WHAT THE TASK ASKS —
Report back each line of the records that contains the string "name".

(Structured figure records)
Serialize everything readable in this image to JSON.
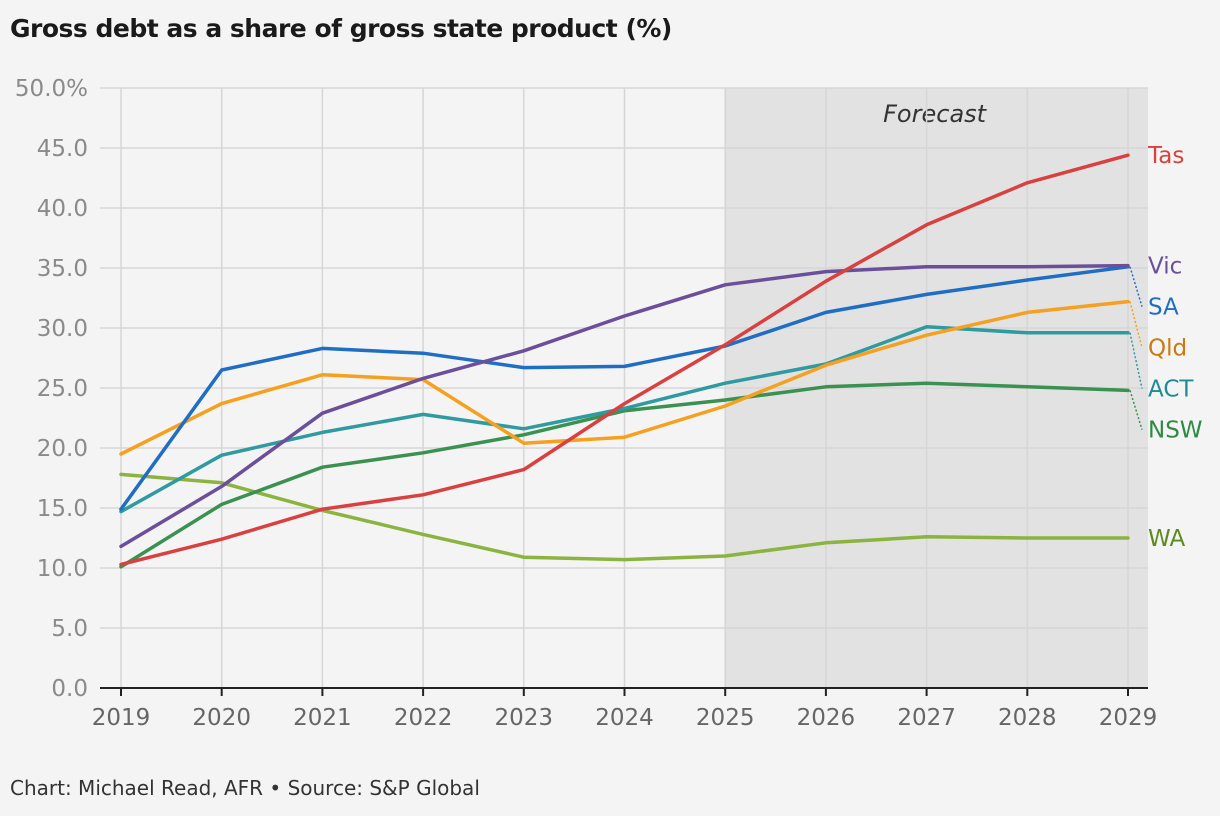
{
  "chart_data": {
    "type": "line",
    "title": "Gross debt as a share of gross state product (%)",
    "source": "Chart: Michael Read, AFR • Source: S&P Global",
    "x": [
      2019,
      2020,
      2021,
      2022,
      2023,
      2024,
      2025,
      2026,
      2027,
      2028,
      2029
    ],
    "y_ticks": [
      "0.0",
      "5.0",
      "10.0",
      "15.0",
      "20.0",
      "25.0",
      "30.0",
      "35.0",
      "40.0",
      "45.0",
      "50.0%"
    ],
    "ylim": [
      0,
      50
    ],
    "grid": true,
    "annotation": {
      "text": "Forecast",
      "x_start": 2025,
      "x_end": 2029
    },
    "series": [
      {
        "name": "WA",
        "color": "#8ab43f",
        "label_color": "#5c8a1e",
        "values": [
          17.8,
          17.1,
          14.8,
          12.8,
          10.9,
          10.7,
          11.0,
          12.1,
          12.6,
          12.5,
          12.5
        ]
      },
      {
        "name": "NSW",
        "color": "#3a9150",
        "label_color": "#2f8a45",
        "values": [
          10.1,
          15.3,
          18.4,
          19.6,
          21.1,
          23.1,
          24.0,
          25.1,
          25.4,
          25.1,
          24.8
        ]
      },
      {
        "name": "ACT",
        "color": "#2f9aa0",
        "label_color": "#1c8c95",
        "values": [
          14.7,
          19.4,
          21.3,
          22.8,
          21.6,
          23.3,
          25.4,
          27.0,
          30.1,
          29.6,
          29.6
        ]
      },
      {
        "name": "Qld",
        "color": "#f5a01e",
        "label_color": "#c97a10",
        "values": [
          19.5,
          23.7,
          26.1,
          25.7,
          20.4,
          20.9,
          23.5,
          26.9,
          29.4,
          31.3,
          32.2
        ]
      },
      {
        "name": "SA",
        "color": "#1f6ec4",
        "label_color": "#1f6ec4",
        "values": [
          14.9,
          26.5,
          28.3,
          27.9,
          26.7,
          26.8,
          28.5,
          31.3,
          32.8,
          34.0,
          35.1
        ]
      },
      {
        "name": "Vic",
        "color": "#6b4f9a",
        "label_color": "#6b4f9a",
        "values": [
          11.8,
          16.8,
          22.9,
          25.8,
          28.1,
          31.0,
          33.6,
          34.7,
          35.1,
          35.1,
          35.2
        ]
      },
      {
        "name": "Tas",
        "color": "#d94040",
        "label_color": "#d94040",
        "values": [
          10.3,
          12.4,
          14.9,
          16.1,
          18.2,
          23.7,
          28.6,
          33.9,
          38.6,
          42.1,
          44.4
        ]
      }
    ]
  }
}
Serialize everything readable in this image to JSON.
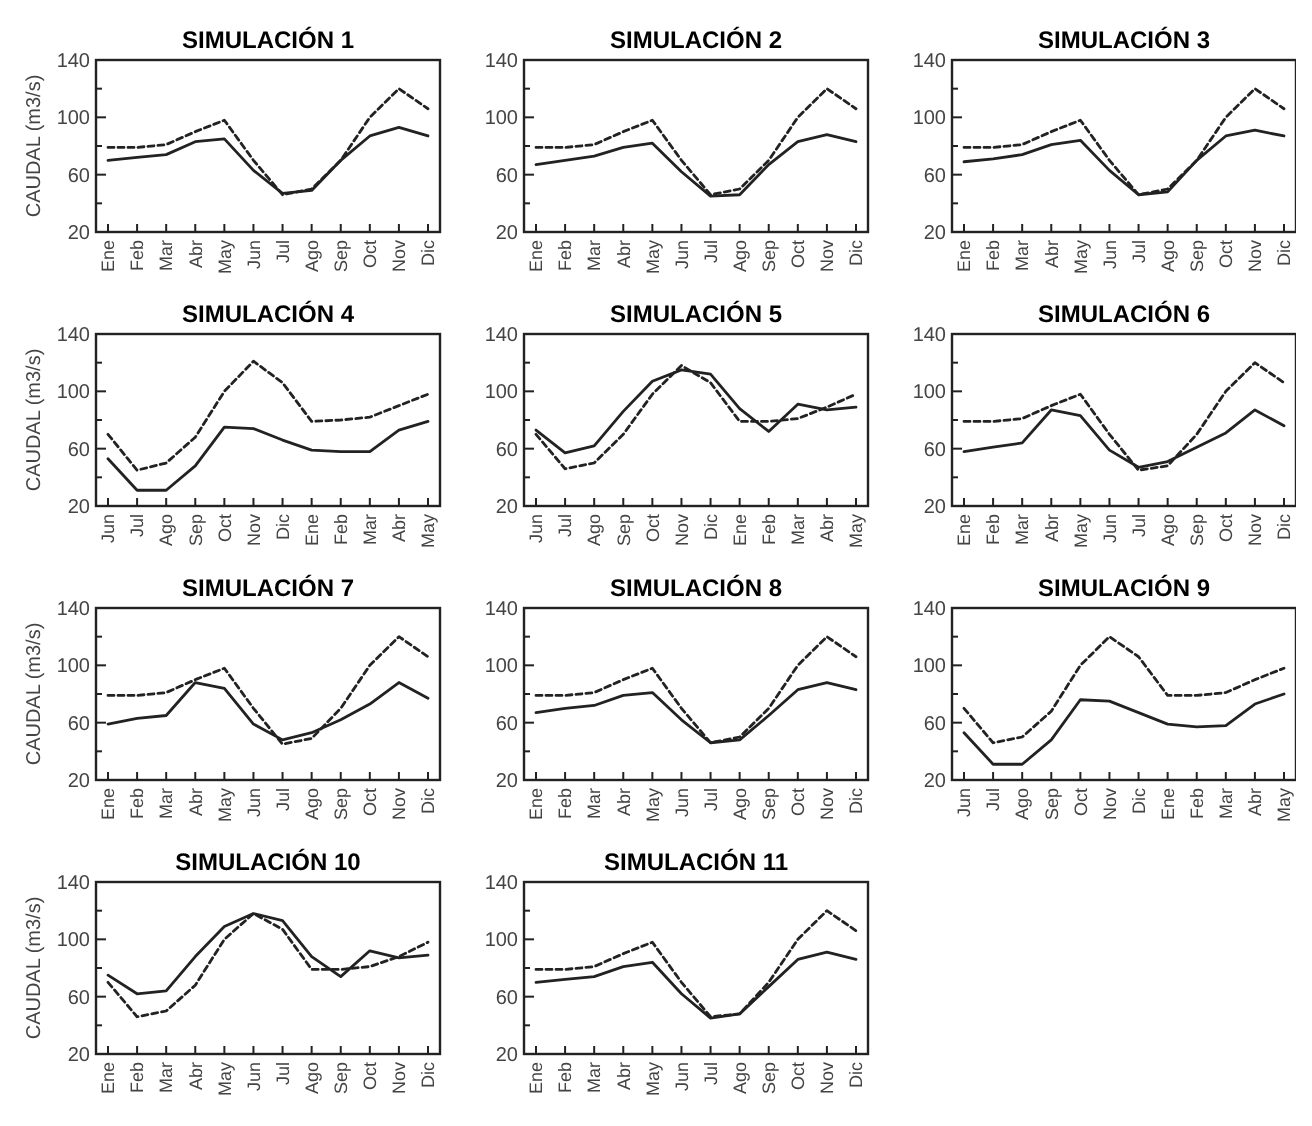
{
  "chart_data": [
    {
      "type": "line",
      "title": "SIMULACIÓN 1",
      "ylabel": "CAUDAL (m3/s)",
      "categories": [
        "Ene",
        "Feb",
        "Mar",
        "Abr",
        "May",
        "Jun",
        "Jul",
        "Ago",
        "Sep",
        "Oct",
        "Nov",
        "Dic"
      ],
      "series": [
        {
          "color": "#222222",
          "line_style": "solid",
          "values": [
            70,
            72,
            74,
            83,
            85,
            63,
            47,
            49,
            70,
            87,
            93,
            87
          ]
        },
        {
          "color": "#222222",
          "line_style": "dashed",
          "values": [
            79,
            79,
            81,
            90,
            98,
            70,
            46,
            50,
            70,
            100,
            120,
            106
          ]
        }
      ],
      "ylim": [
        20,
        140
      ],
      "yticks": [
        20,
        {
          "value": 40,
          "label": null
        },
        60,
        {
          "value": 80,
          "label": null
        },
        100,
        {
          "value": 120,
          "label": null
        },
        140
      ]
    },
    {
      "type": "line",
      "title": "SIMULACIÓN 2",
      "categories": [
        "Ene",
        "Feb",
        "Mar",
        "Abr",
        "May",
        "Jun",
        "Jul",
        "Ago",
        "Sep",
        "Oct",
        "Nov",
        "Dic"
      ],
      "series": [
        {
          "color": "#222222",
          "line_style": "solid",
          "values": [
            67,
            70,
            73,
            79,
            82,
            62,
            45,
            46,
            67,
            83,
            88,
            83
          ]
        },
        {
          "color": "#222222",
          "line_style": "dashed",
          "values": [
            79,
            79,
            81,
            90,
            98,
            70,
            46,
            50,
            70,
            100,
            120,
            106
          ]
        }
      ],
      "ylim": [
        20,
        140
      ],
      "yticks": [
        20,
        {
          "value": 40,
          "label": null
        },
        60,
        {
          "value": 80,
          "label": null
        },
        100,
        {
          "value": 120,
          "label": null
        },
        140
      ]
    },
    {
      "type": "line",
      "title": "SIMULACIÓN 3",
      "categories": [
        "Ene",
        "Feb",
        "Mar",
        "Abr",
        "May",
        "Jun",
        "Jul",
        "Ago",
        "Sep",
        "Oct",
        "Nov",
        "Dic"
      ],
      "series": [
        {
          "color": "#222222",
          "line_style": "solid",
          "values": [
            69,
            71,
            74,
            81,
            84,
            63,
            46,
            48,
            70,
            87,
            91,
            87
          ]
        },
        {
          "color": "#222222",
          "line_style": "dashed",
          "values": [
            79,
            79,
            81,
            90,
            98,
            70,
            46,
            50,
            70,
            100,
            120,
            106
          ]
        }
      ],
      "ylim": [
        20,
        140
      ],
      "yticks": [
        20,
        {
          "value": 40,
          "label": null
        },
        60,
        {
          "value": 80,
          "label": null
        },
        100,
        {
          "value": 120,
          "label": null
        },
        140
      ]
    },
    {
      "type": "line",
      "title": "SIMULACIÓN 4",
      "ylabel": "CAUDAL (m3/s)",
      "categories": [
        "Jun",
        "Jul",
        "Ago",
        "Sep",
        "Oct",
        "Nov",
        "Dic",
        "Ene",
        "Feb",
        "Mar",
        "Abr",
        "May"
      ],
      "series": [
        {
          "color": "#222222",
          "line_style": "solid",
          "values": [
            53,
            31,
            31,
            48,
            75,
            74,
            66,
            59,
            58,
            58,
            73,
            79
          ]
        },
        {
          "color": "#222222",
          "line_style": "dashed",
          "values": [
            70,
            45,
            50,
            68,
            100,
            121,
            106,
            79,
            80,
            82,
            90,
            98
          ]
        }
      ],
      "ylim": [
        20,
        140
      ],
      "yticks": [
        20,
        {
          "value": 40,
          "label": null
        },
        60,
        {
          "value": 80,
          "label": null
        },
        100,
        {
          "value": 120,
          "label": null
        },
        140
      ]
    },
    {
      "type": "line",
      "title": "SIMULACIÓN 5",
      "categories": [
        "Jun",
        "Jul",
        "Ago",
        "Sep",
        "Oct",
        "Nov",
        "Dic",
        "Ene",
        "Feb",
        "Mar",
        "Abr",
        "May"
      ],
      "series": [
        {
          "color": "#222222",
          "line_style": "solid",
          "values": [
            73,
            57,
            62,
            86,
            107,
            115,
            112,
            88,
            72,
            91,
            87,
            89
          ]
        },
        {
          "color": "#222222",
          "line_style": "dashed",
          "values": [
            70,
            46,
            50,
            70,
            98,
            118,
            106,
            79,
            79,
            81,
            89,
            98
          ]
        }
      ],
      "ylim": [
        20,
        140
      ],
      "yticks": [
        20,
        {
          "value": 40,
          "label": null
        },
        60,
        {
          "value": 80,
          "label": null
        },
        100,
        {
          "value": 120,
          "label": null
        },
        140
      ]
    },
    {
      "type": "line",
      "title": "SIMULACIÓN 6",
      "categories": [
        "Ene",
        "Feb",
        "Mar",
        "Abr",
        "May",
        "Jun",
        "Jul",
        "Ago",
        "Sep",
        "Oct",
        "Nov",
        "Dic"
      ],
      "series": [
        {
          "color": "#222222",
          "line_style": "solid",
          "values": [
            58,
            61,
            64,
            87,
            83,
            59,
            47,
            51,
            61,
            71,
            87,
            76
          ]
        },
        {
          "color": "#222222",
          "line_style": "dashed",
          "values": [
            79,
            79,
            81,
            90,
            98,
            70,
            45,
            48,
            70,
            100,
            120,
            106
          ]
        }
      ],
      "ylim": [
        20,
        140
      ],
      "yticks": [
        20,
        {
          "value": 40,
          "label": null
        },
        60,
        {
          "value": 80,
          "label": null
        },
        100,
        {
          "value": 120,
          "label": null
        },
        140
      ]
    },
    {
      "type": "line",
      "title": "SIMULACIÓN 7",
      "ylabel": "CAUDAL (m3/s)",
      "categories": [
        "Ene",
        "Feb",
        "Mar",
        "Abr",
        "May",
        "Jun",
        "Jul",
        "Ago",
        "Sep",
        "Oct",
        "Nov",
        "Dic"
      ],
      "series": [
        {
          "color": "#222222",
          "line_style": "solid",
          "values": [
            59,
            63,
            65,
            88,
            84,
            59,
            48,
            53,
            62,
            73,
            88,
            77
          ]
        },
        {
          "color": "#222222",
          "line_style": "dashed",
          "values": [
            79,
            79,
            81,
            90,
            98,
            70,
            45,
            49,
            70,
            100,
            120,
            106
          ]
        }
      ],
      "ylim": [
        20,
        140
      ],
      "yticks": [
        20,
        {
          "value": 40,
          "label": null
        },
        60,
        {
          "value": 80,
          "label": null
        },
        100,
        {
          "value": 120,
          "label": null
        },
        140
      ]
    },
    {
      "type": "line",
      "title": "SIMULACIÓN 8",
      "categories": [
        "Ene",
        "Feb",
        "Mar",
        "Abr",
        "May",
        "Jun",
        "Jul",
        "Ago",
        "Sep",
        "Oct",
        "Nov",
        "Dic"
      ],
      "series": [
        {
          "color": "#222222",
          "line_style": "solid",
          "values": [
            67,
            70,
            72,
            79,
            81,
            62,
            46,
            48,
            65,
            83,
            88,
            83
          ]
        },
        {
          "color": "#222222",
          "line_style": "dashed",
          "values": [
            79,
            79,
            81,
            90,
            98,
            70,
            46,
            50,
            70,
            100,
            120,
            106
          ]
        }
      ],
      "ylim": [
        20,
        140
      ],
      "yticks": [
        20,
        {
          "value": 40,
          "label": null
        },
        60,
        {
          "value": 80,
          "label": null
        },
        100,
        {
          "value": 120,
          "label": null
        },
        140
      ]
    },
    {
      "type": "line",
      "title": "SIMULACIÓN 9",
      "categories": [
        "Jun",
        "Jul",
        "Ago",
        "Sep",
        "Oct",
        "Nov",
        "Dic",
        "Ene",
        "Feb",
        "Mar",
        "Abr",
        "May"
      ],
      "series": [
        {
          "color": "#222222",
          "line_style": "solid",
          "values": [
            53,
            31,
            31,
            48,
            76,
            75,
            67,
            59,
            57,
            58,
            73,
            80
          ]
        },
        {
          "color": "#222222",
          "line_style": "dashed",
          "values": [
            70,
            46,
            50,
            68,
            100,
            120,
            106,
            79,
            79,
            81,
            90,
            98
          ]
        }
      ],
      "ylim": [
        20,
        140
      ],
      "yticks": [
        20,
        {
          "value": 40,
          "label": null
        },
        60,
        {
          "value": 80,
          "label": null
        },
        100,
        {
          "value": 120,
          "label": null
        },
        140
      ]
    },
    {
      "type": "line",
      "title": "SIMULACIÓN 10",
      "ylabel": "CAUDAL (m3/s)",
      "categories": [
        "Ene",
        "Feb",
        "Mar",
        "Abr",
        "May",
        "Jun",
        "Jul",
        "Ago",
        "Sep",
        "Oct",
        "Nov",
        "Dic"
      ],
      "series": [
        {
          "color": "#222222",
          "line_style": "solid",
          "values": [
            75,
            62,
            64,
            88,
            109,
            118,
            113,
            88,
            74,
            92,
            87,
            89
          ]
        },
        {
          "color": "#222222",
          "line_style": "dashed",
          "values": [
            70,
            46,
            50,
            68,
            100,
            118,
            107,
            79,
            79,
            81,
            88,
            98
          ]
        }
      ],
      "ylim": [
        20,
        140
      ],
      "yticks": [
        20,
        {
          "value": 40,
          "label": null
        },
        60,
        {
          "value": 80,
          "label": null
        },
        100,
        {
          "value": 120,
          "label": null
        },
        140
      ]
    },
    {
      "type": "line",
      "title": "SIMULACIÓN 11",
      "categories": [
        "Ene",
        "Feb",
        "Mar",
        "Abr",
        "May",
        "Jun",
        "Jul",
        "Ago",
        "Sep",
        "Oct",
        "Nov",
        "Dic"
      ],
      "series": [
        {
          "color": "#222222",
          "line_style": "solid",
          "values": [
            70,
            72,
            74,
            81,
            84,
            62,
            45,
            48,
            67,
            86,
            91,
            86
          ]
        },
        {
          "color": "#222222",
          "line_style": "dashed",
          "values": [
            79,
            79,
            81,
            90,
            98,
            70,
            46,
            48,
            70,
            100,
            120,
            106
          ]
        }
      ],
      "ylim": [
        20,
        140
      ],
      "yticks": [
        20,
        {
          "value": 40,
          "label": null
        },
        60,
        {
          "value": 80,
          "label": null
        },
        100,
        {
          "value": 120,
          "label": null
        },
        140
      ]
    }
  ]
}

EXERCISE SOLUTION —
        "name": "WA",
        "name": "NSW",
        "name": "ACT",
        "name": "Qld",
        "name": "SA",
        "name": "Vic",
        "name": "Tas",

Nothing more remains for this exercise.